[Data records]
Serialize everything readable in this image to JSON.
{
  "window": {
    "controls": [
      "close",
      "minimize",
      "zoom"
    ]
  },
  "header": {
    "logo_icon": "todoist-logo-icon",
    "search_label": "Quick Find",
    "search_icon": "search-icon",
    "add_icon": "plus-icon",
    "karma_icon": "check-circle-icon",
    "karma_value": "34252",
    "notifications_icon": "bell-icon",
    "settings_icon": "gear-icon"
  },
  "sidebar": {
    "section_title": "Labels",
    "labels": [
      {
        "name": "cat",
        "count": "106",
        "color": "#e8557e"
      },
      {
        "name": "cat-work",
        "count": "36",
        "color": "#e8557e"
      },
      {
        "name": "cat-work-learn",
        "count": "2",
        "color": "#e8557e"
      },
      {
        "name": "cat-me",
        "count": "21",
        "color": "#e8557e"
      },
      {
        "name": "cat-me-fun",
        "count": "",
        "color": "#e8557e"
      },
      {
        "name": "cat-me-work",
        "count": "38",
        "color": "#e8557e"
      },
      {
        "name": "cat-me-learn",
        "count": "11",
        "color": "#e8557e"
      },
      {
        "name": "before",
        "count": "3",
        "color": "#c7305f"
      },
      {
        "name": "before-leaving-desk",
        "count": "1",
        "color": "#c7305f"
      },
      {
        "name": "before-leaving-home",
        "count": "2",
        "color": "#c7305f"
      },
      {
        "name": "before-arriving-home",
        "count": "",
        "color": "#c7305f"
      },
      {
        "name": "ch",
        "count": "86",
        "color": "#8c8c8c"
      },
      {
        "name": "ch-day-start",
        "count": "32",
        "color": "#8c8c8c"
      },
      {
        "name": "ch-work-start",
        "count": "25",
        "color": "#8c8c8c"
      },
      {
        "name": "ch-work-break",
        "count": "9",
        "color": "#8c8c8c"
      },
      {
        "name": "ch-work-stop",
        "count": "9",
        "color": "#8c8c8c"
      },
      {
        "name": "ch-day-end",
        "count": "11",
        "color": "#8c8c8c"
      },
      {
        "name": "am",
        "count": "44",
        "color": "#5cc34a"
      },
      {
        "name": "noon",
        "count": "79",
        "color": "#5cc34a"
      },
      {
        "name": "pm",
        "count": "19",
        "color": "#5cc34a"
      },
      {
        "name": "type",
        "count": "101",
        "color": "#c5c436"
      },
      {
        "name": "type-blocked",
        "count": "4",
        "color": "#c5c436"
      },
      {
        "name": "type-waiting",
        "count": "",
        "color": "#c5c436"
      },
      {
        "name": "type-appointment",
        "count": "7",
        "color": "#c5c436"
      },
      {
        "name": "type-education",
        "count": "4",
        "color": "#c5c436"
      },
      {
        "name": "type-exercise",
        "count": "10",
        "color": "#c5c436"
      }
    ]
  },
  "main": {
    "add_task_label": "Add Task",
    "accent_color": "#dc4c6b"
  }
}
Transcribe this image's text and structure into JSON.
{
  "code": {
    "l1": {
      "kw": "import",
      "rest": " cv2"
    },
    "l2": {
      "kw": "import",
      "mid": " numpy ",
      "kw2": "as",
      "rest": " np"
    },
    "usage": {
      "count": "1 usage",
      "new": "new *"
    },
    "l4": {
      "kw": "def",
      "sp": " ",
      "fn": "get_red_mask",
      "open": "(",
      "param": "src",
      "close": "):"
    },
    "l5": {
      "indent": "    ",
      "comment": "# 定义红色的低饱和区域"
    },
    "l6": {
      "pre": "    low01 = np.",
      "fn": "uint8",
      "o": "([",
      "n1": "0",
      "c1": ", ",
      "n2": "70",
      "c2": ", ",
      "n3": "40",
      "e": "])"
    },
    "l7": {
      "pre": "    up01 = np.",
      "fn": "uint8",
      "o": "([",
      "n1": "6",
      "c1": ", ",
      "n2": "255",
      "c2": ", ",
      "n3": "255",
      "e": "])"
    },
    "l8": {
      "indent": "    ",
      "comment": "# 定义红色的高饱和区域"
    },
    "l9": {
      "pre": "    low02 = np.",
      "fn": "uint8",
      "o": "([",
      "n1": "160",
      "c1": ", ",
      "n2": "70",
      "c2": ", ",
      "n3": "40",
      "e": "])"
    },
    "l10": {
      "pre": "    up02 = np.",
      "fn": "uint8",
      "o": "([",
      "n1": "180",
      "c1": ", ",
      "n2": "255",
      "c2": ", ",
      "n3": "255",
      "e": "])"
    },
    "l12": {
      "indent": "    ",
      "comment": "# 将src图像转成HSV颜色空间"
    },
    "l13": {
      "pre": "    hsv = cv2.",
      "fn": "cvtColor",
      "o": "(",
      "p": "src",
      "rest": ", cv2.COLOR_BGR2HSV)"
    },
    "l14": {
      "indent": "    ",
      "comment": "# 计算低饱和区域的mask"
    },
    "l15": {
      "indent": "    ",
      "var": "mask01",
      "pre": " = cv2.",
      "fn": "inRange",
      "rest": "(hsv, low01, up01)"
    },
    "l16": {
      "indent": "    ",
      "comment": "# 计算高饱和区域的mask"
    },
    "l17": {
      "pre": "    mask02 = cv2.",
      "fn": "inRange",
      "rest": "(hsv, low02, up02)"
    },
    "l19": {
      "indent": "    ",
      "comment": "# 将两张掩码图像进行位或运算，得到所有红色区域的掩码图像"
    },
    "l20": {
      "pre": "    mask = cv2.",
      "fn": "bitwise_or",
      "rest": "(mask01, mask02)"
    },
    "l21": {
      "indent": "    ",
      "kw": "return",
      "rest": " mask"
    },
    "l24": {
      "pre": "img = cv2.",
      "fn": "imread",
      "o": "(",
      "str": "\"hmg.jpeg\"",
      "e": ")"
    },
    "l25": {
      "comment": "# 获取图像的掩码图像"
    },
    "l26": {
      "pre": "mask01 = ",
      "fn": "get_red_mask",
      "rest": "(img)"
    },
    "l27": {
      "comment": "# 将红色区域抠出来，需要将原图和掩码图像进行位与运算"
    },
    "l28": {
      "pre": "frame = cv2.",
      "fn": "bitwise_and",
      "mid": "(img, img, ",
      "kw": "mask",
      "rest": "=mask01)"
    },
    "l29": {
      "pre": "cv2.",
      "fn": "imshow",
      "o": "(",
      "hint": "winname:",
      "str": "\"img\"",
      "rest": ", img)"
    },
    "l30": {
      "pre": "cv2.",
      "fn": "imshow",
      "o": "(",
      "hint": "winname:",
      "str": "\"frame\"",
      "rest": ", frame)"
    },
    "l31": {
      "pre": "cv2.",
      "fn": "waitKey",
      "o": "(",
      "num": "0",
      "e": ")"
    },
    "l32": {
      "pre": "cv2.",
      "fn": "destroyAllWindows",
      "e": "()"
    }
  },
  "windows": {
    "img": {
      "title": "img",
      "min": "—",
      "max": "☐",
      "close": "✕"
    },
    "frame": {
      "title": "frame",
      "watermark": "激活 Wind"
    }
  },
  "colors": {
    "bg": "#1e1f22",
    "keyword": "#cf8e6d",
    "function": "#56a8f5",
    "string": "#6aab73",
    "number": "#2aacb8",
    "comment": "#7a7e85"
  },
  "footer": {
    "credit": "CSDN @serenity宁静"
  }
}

> The exercise:
Write out the entries above word for word.

> The answer:
Serialize everything readable in this image to JSON.
{
  "window": {
    "controls": [
      "close",
      "minimize",
      "zoom"
    ]
  },
  "header": {
    "logo_icon": "todoist-logo-icon",
    "search_label": "Quick Find",
    "search_icon": "search-icon",
    "add_icon": "plus-icon",
    "karma_icon": "check-circle-icon",
    "karma_value": "34252",
    "notifications_icon": "bell-icon",
    "settings_icon": "gear-icon"
  },
  "sidebar": {
    "section_title": "Labels",
    "labels": [
      {
        "name": "cat",
        "count": "106",
        "color": "#e8557e"
      },
      {
        "name": "cat-work",
        "count": "36",
        "color": "#e8557e"
      },
      {
        "name": "cat-work-learn",
        "count": "2",
        "color": "#e8557e"
      },
      {
        "name": "cat-me",
        "count": "21",
        "color": "#e8557e"
      },
      {
        "name": "cat-me-fun",
        "count": "",
        "color": "#e8557e"
      },
      {
        "name": "cat-me-work",
        "count": "38",
        "color": "#e8557e"
      },
      {
        "name": "cat-me-learn",
        "count": "11",
        "color": "#e8557e"
      },
      {
        "name": "before",
        "count": "3",
        "color": "#c7305f"
      },
      {
        "name": "before-leaving-desk",
        "count": "1",
        "color": "#c7305f"
      },
      {
        "name": "before-leaving-home",
        "count": "2",
        "color": "#c7305f"
      },
      {
        "name": "before-arriving-home",
        "count": "",
        "color": "#c7305f"
      },
      {
        "name": "ch",
        "count": "86",
        "color": "#8c8c8c"
      },
      {
        "name": "ch-day-start",
        "count": "32",
        "color": "#8c8c8c"
      },
      {
        "name": "ch-work-start",
        "count": "25",
        "color": "#8c8c8c"
      },
      {
        "name": "ch-work-break",
        "count": "9",
        "color": "#8c8c8c"
      },
      {
        "name": "ch-work-stop",
        "count": "9",
        "color": "#8c8c8c"
      },
      {
        "name": "ch-day-end",
        "count": "11",
        "color": "#8c8c8c"
      },
      {
        "name": "am",
        "count": "44",
        "color": "#5cc34a"
      },
      {
        "name": "noon",
        "count": "79",
        "color": "#5cc34a"
      },
      {
        "name": "pm",
        "count": "19",
        "color": "#5cc34a"
      },
      {
        "name": "type",
        "count": "101",
        "color": "#c5c436"
      },
      {
        "name": "type-blocked",
        "count": "4",
        "color": "#c5c436"
      },
      {
        "name": "type-waiting",
        "count": "",
        "color": "#c5c436"
      },
      {
        "name": "type-appointment",
        "count": "7",
        "color": "#c5c436"
      },
      {
        "name": "type-education",
        "count": "4",
        "color": "#c5c436"
      },
      {
        "name": "type-exercise",
        "count": "10",
        "color": "#c5c436"
      }
    ]
  },
  "main": {
    "add_task_label": "Add Task",
    "accent_color": "#dc4c6b"
  }
}
Transcribe this image's text and structure into JSON.
{
  "code": {
    "l1": {
      "kw": "import",
      "rest": " cv2"
    },
    "l2": {
      "kw": "import",
      "mid": " numpy ",
      "kw2": "as",
      "rest": " np"
    },
    "usage": {
      "count": "1 usage",
      "new": "new *"
    },
    "l4": {
      "kw": "def",
      "sp": " ",
      "fn": "get_red_mask",
      "open": "(",
      "param": "src",
      "close": "):"
    },
    "l5": {
      "indent": "    ",
      "comment": "# 定义红色的低饱和区域"
    },
    "l6": {
      "pre": "    low01 = np.",
      "fn": "uint8",
      "o": "([",
      "n1": "0",
      "c1": ", ",
      "n2": "70",
      "c2": ", ",
      "n3": "40",
      "e": "])"
    },
    "l7": {
      "pre": "    up01 = np.",
      "fn": "uint8",
      "o": "([",
      "n1": "6",
      "c1": ", ",
      "n2": "255",
      "c2": ", ",
      "n3": "255",
      "e": "])"
    },
    "l8": {
      "indent": "    ",
      "comment": "# 定义红色的高饱和区域"
    },
    "l9": {
      "pre": "    low02 = np.",
      "fn": "uint8",
      "o": "([",
      "n1": "160",
      "c1": ", ",
      "n2": "70",
      "c2": ", ",
      "n3": "40",
      "e": "])"
    },
    "l10": {
      "pre": "    up02 = np.",
      "fn": "uint8",
      "o": "([",
      "n1": "180",
      "c1": ", ",
      "n2": "255",
      "c2": ", ",
      "n3": "255",
      "e": "])"
    },
    "l12": {
      "indent": "    ",
      "comment": "# 将src图像转成HSV颜色空间"
    },
    "l13": {
      "pre": "    hsv = cv2.",
      "fn": "cvtColor",
      "o": "(",
      "p": "src",
      "rest": ", cv2.COLOR_BGR2HSV)"
    },
    "l14": {
      "indent": "    ",
      "comment": "# 计算低饱和区域的mask"
    },
    "l15": {
      "indent": "    ",
      "var": "mask01",
      "pre": " = cv2.",
      "fn": "inRange",
      "rest": "(hsv, low01, up01)"
    },
    "l16": {
      "indent": "    ",
      "comment": "# 计算高饱和区域的mask"
    },
    "l17": {
      "pre": "    mask02 = cv2.",
      "fn": "inRange",
      "rest": "(hsv, low02, up02)"
    },
    "l19": {
      "indent": "    ",
      "comment": "# 将两张掩码图像进行位或运算，得到所有红色区域的掩码图像"
    },
    "l20": {
      "pre": "    mask = cv2.",
      "fn": "bitwise_or",
      "rest": "(mask01, mask02)"
    },
    "l21": {
      "indent": "    ",
      "kw": "return",
      "rest": " mask"
    },
    "l24": {
      "pre": "img = cv2.",
      "fn": "imread",
      "o": "(",
      "str": "\"hmg.jpeg\"",
      "e": ")"
    },
    "l25": {
      "comment": "# 获取图像的掩码图像"
    },
    "l26": {
      "pre": "mask01 = ",
      "fn": "get_red_mask",
      "rest": "(img)"
    },
    "l27": {
      "comment": "# 将红色区域抠出来，需要将原图和掩码图像进行位与运算"
    },
    "l28": {
      "pre": "frame = cv2.",
      "fn": "bitwise_and",
      "mid": "(img, img, ",
      "kw": "mask",
      "rest": "=mask01)"
    },
    "l29": {
      "pre": "cv2.",
      "fn": "imshow",
      "o": "(",
      "hint": "winname:",
      "str": "\"img\"",
      "rest": ", img)"
    },
    "l30": {
      "pre": "cv2.",
      "fn": "imshow",
      "o": "(",
      "hint": "winname:",
      "str": "\"frame\"",
      "rest": ", frame)"
    },
    "l31": {
      "pre": "cv2.",
      "fn": "waitKey",
      "o": "(",
      "num": "0",
      "e": ")"
    },
    "l32": {
      "pre": "cv2.",
      "fn": "destroyAllWindows",
      "e": "()"
    }
  },
  "windows": {
    "img": {
      "title": "img",
      "min": "—",
      "max": "☐",
      "close": "✕"
    },
    "frame": {
      "title": "frame",
      "watermark": "激活 Wind"
    }
  },
  "colors": {
    "bg": "#1e1f22",
    "keyword": "#cf8e6d",
    "function": "#56a8f5",
    "string": "#6aab73",
    "number": "#2aacb8",
    "comment": "#7a7e85"
  },
  "footer": {
    "credit": "CSDN @serenity宁静"
  }
}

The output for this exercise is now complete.